◆ GIVEN PROBLEM: In the entries below, identify every line with the string "true" and copy it.
+++ INPUT FOR THIS TASK +++
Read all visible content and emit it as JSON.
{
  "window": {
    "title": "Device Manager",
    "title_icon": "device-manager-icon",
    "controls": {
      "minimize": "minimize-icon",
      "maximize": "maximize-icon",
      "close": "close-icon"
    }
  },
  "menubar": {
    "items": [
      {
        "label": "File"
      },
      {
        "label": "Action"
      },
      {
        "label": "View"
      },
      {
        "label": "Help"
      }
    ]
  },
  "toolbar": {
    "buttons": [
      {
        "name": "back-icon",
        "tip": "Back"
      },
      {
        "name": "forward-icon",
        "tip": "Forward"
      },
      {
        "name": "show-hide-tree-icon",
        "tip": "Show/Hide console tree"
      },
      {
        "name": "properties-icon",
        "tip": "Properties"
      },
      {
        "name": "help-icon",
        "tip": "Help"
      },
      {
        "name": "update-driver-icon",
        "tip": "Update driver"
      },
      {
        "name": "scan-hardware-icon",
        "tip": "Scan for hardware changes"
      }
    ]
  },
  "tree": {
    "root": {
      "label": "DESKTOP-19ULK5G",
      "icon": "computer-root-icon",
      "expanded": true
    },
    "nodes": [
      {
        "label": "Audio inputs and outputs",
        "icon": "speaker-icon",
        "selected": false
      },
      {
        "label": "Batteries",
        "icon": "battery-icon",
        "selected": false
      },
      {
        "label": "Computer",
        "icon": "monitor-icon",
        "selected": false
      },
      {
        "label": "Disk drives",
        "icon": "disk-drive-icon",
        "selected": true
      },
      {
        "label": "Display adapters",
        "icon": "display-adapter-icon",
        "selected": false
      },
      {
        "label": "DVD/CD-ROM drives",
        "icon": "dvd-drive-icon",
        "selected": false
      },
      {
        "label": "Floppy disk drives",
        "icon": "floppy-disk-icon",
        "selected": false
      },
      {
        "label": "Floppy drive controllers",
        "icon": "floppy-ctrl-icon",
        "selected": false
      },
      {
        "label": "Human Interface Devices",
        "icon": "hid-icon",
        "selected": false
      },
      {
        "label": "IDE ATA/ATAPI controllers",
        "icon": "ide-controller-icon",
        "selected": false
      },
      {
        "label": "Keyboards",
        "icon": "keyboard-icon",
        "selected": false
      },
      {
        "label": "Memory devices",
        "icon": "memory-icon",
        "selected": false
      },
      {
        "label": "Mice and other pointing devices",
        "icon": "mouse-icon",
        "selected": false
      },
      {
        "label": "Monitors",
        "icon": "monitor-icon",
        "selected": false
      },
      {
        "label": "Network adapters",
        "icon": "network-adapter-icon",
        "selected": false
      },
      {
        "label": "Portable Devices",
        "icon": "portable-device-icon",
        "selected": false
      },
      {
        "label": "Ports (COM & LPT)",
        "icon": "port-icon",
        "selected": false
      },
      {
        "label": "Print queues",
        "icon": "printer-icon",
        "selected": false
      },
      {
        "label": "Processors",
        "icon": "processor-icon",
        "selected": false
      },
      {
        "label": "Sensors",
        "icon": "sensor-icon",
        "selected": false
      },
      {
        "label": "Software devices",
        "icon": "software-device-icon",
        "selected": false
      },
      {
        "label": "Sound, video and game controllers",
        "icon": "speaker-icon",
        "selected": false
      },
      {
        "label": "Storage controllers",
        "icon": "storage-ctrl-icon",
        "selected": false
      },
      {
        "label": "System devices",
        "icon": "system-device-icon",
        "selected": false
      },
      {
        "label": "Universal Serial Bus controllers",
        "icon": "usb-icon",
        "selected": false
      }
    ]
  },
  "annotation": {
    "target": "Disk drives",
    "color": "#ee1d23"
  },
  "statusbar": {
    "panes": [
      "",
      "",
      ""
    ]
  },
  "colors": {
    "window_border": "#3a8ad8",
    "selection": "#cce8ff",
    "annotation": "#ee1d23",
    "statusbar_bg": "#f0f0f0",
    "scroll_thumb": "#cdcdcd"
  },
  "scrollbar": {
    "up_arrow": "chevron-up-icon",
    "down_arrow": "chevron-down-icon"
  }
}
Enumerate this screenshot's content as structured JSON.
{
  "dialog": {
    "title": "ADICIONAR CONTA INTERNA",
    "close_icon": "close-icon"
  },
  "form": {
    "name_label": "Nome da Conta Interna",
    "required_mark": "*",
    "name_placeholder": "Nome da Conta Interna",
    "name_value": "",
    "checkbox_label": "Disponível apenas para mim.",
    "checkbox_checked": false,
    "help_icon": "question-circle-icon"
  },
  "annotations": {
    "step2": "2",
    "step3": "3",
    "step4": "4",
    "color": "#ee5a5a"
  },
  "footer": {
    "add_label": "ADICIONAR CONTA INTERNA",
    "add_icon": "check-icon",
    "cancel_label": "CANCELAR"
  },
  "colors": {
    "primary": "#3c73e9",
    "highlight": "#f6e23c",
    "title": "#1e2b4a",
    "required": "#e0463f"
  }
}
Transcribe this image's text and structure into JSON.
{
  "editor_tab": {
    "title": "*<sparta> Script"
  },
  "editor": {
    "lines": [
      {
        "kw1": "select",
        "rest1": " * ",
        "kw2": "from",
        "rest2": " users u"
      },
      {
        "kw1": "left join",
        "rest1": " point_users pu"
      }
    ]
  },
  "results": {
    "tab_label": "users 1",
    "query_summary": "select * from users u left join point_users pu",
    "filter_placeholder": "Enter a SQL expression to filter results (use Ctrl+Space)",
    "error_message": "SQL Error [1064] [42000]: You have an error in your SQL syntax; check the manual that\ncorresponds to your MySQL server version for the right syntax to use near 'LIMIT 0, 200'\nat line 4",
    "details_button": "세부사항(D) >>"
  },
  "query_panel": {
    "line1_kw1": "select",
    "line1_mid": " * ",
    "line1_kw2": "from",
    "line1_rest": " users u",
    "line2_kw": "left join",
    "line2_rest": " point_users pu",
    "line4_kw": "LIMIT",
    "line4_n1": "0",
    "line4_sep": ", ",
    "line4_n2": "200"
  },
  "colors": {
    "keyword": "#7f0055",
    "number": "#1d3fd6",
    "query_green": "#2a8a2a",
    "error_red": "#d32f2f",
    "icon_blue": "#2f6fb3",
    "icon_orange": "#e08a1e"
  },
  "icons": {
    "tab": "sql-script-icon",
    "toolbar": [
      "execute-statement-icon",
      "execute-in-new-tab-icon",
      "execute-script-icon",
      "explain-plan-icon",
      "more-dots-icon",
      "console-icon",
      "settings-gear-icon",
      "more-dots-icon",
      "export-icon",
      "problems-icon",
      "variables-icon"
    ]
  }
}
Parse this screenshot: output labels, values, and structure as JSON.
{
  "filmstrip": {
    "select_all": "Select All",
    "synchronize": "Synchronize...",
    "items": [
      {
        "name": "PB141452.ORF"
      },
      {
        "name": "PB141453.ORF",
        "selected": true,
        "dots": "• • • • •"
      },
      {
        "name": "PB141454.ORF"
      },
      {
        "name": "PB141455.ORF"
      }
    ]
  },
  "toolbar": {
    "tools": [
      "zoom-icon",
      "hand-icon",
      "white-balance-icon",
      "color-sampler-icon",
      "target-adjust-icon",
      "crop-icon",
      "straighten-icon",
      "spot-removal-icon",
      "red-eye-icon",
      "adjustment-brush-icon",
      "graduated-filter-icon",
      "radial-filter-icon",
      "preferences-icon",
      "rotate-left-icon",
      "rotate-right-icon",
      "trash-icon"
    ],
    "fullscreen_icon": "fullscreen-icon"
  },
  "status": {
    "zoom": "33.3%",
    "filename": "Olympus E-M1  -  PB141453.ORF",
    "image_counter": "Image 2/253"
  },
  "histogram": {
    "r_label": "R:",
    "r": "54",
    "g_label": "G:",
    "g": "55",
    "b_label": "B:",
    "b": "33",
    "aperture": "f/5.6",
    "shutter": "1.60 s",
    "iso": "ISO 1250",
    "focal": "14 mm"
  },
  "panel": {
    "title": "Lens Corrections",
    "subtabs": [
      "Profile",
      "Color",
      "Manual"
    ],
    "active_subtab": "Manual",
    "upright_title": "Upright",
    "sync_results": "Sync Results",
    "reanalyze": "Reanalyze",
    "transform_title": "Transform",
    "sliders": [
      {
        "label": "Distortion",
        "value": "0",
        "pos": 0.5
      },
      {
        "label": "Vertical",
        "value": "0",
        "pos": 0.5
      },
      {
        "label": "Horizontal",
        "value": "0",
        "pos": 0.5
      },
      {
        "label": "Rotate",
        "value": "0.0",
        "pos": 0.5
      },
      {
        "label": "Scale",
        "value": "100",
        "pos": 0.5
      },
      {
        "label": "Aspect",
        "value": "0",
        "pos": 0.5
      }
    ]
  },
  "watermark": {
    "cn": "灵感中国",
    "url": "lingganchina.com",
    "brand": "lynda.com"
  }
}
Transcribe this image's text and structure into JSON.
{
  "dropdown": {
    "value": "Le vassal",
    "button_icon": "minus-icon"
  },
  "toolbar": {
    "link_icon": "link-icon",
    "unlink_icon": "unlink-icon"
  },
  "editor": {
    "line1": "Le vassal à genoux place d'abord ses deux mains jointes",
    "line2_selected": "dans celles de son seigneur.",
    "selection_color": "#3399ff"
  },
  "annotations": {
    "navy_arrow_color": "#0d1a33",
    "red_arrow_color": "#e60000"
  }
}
+++
◆ FINAL ANSWER:
      "expanded": true
        "selected": true
        "selected": true,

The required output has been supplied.